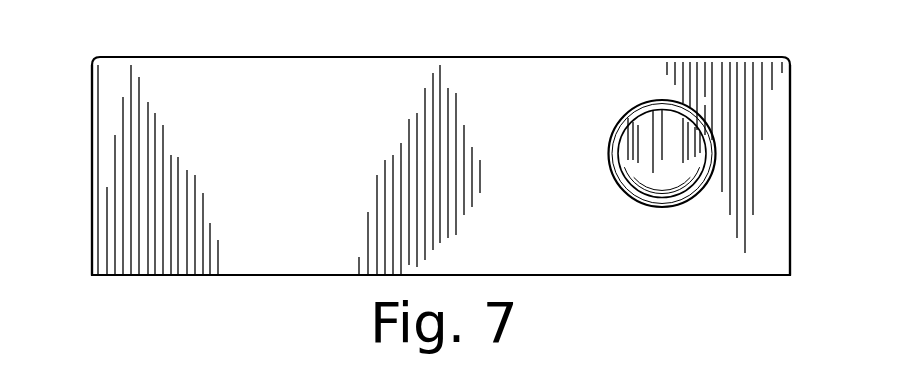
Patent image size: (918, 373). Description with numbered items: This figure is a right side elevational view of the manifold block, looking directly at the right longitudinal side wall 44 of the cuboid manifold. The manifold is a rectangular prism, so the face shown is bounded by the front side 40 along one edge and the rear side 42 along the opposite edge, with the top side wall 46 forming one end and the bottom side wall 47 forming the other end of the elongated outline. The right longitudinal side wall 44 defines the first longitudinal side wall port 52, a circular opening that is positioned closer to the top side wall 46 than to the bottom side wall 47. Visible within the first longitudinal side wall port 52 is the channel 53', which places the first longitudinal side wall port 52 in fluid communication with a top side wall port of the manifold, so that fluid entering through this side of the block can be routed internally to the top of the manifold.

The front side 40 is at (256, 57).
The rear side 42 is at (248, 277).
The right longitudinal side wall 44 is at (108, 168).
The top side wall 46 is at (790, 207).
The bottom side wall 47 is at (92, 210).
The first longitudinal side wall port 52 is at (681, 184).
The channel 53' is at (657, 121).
+++
## GIVEN TASK
Copy every line of the records above word for word, leaving the pictures out of your answer.

## SOLUTION
Patent image size: (918, 373). Description with numbered items: This figure is a right side elevational view of the manifold block, looking directly at the right longitudinal side wall 44 of the cuboid manifold. The manifold is a rectangular prism, so the face shown is bounded by the front side 40 along one edge and the rear side 42 along the opposite edge, with the top side wall 46 forming one end and the bottom side wall 47 forming the other end of the elongated outline. The right longitudinal side wall 44 defines the first longitudinal side wall port 52, a circular opening that is positioned closer to the top side wall 46 than to the bottom side wall 47. Visible within the first longitudinal side wall port 52 is the channel 53', which places the first longitudinal side wall port 52 in fluid communication with a top side wall port of the manifold, so that fluid entering through this side of the block can be routed internally to the top of the manifold.

The front side 40 is at (256, 57).
The rear side 42 is at (248, 277).
The right longitudinal side wall 44 is at (108, 168).
The top side wall 46 is at (790, 207).
The bottom side wall 47 is at (92, 210).
The first longitudinal side wall port 52 is at (681, 184).
The channel 53' is at (657, 121).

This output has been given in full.